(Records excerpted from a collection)

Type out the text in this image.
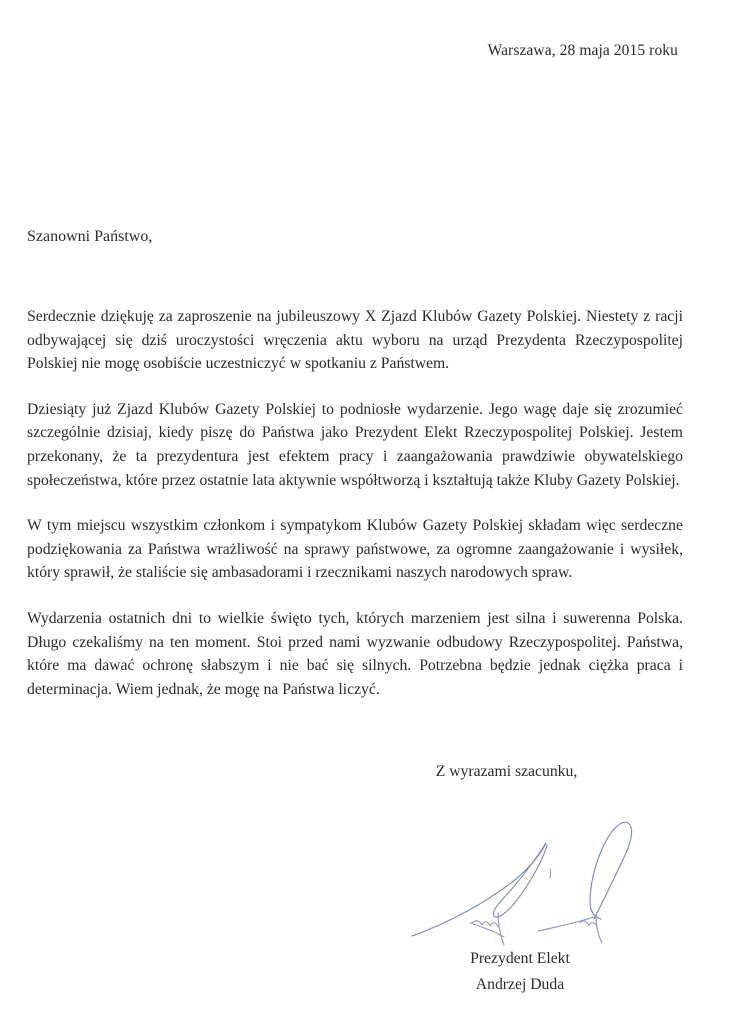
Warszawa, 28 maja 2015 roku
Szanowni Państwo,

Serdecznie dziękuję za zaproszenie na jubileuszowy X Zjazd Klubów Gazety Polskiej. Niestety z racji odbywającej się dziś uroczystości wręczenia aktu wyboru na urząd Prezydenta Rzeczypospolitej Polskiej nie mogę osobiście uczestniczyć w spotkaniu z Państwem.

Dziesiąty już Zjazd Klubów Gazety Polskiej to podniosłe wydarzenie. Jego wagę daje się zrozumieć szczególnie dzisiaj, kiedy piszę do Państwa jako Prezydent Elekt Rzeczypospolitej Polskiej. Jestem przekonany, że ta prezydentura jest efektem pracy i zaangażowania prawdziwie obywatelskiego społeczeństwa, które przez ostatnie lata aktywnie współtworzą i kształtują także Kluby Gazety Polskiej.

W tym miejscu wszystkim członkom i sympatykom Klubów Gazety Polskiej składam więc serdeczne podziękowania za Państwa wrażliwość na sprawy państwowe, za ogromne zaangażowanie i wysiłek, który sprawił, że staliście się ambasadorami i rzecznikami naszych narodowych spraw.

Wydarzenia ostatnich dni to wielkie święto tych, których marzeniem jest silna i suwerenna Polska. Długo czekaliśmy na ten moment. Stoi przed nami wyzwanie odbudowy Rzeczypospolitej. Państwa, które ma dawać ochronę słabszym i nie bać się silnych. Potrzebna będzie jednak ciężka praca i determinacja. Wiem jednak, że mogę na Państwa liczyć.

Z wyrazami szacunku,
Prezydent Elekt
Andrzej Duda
==
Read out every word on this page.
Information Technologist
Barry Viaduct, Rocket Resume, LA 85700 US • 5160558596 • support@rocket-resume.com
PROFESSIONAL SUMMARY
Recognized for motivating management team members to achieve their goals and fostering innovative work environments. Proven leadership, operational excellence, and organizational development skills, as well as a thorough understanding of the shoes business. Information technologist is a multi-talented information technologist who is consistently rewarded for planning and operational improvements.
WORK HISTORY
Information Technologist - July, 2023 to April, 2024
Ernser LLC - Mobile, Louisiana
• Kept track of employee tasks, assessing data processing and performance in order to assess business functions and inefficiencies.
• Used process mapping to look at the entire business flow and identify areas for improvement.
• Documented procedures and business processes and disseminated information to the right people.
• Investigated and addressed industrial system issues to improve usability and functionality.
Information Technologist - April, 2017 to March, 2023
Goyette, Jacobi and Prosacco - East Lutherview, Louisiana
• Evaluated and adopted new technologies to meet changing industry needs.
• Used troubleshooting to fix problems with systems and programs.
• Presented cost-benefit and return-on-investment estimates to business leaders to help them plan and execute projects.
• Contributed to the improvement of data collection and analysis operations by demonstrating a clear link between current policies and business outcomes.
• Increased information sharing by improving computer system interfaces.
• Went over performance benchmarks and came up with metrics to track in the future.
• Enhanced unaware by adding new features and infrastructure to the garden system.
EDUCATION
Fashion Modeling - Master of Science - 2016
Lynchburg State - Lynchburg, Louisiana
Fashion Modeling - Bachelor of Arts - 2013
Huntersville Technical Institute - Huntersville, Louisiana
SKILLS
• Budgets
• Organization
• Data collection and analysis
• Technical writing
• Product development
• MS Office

◆ YOUR TASK ◆
Extract each line holding the string "jest".

◆ COMPLETE OUTPUT ◆
Dziesiąty już Zjazd Klubów Gazety Polskiej to podniosłe wydarzenie. Jego wagę daje się zrozumieć szczególnie dzisiaj, kiedy piszę do Państwa jako Prezydent Elekt Rzeczypospolitej Polskiej. Jestem przekonany, że ta prezydentura jest efektem pracy i zaangażowania prawdziwie obywatelskiego społeczeństwa, które przez ostatnie lata aktywnie współtworzą i kształtują także Kluby Gazety Polskiej.
Wydarzenia ostatnich dni to wielkie święto tych, których marzeniem jest silna i suwerenna Polska. Długo czekaliśmy na ten moment. Stoi przed nami wyzwanie odbudowy Rzeczypospolitej. Państwa, które ma dawać ochronę słabszym i nie bać się silnych. Potrzebna będzie jednak ciężka praca i determinacja. Wiem jednak, że mogę na Państwa liczyć.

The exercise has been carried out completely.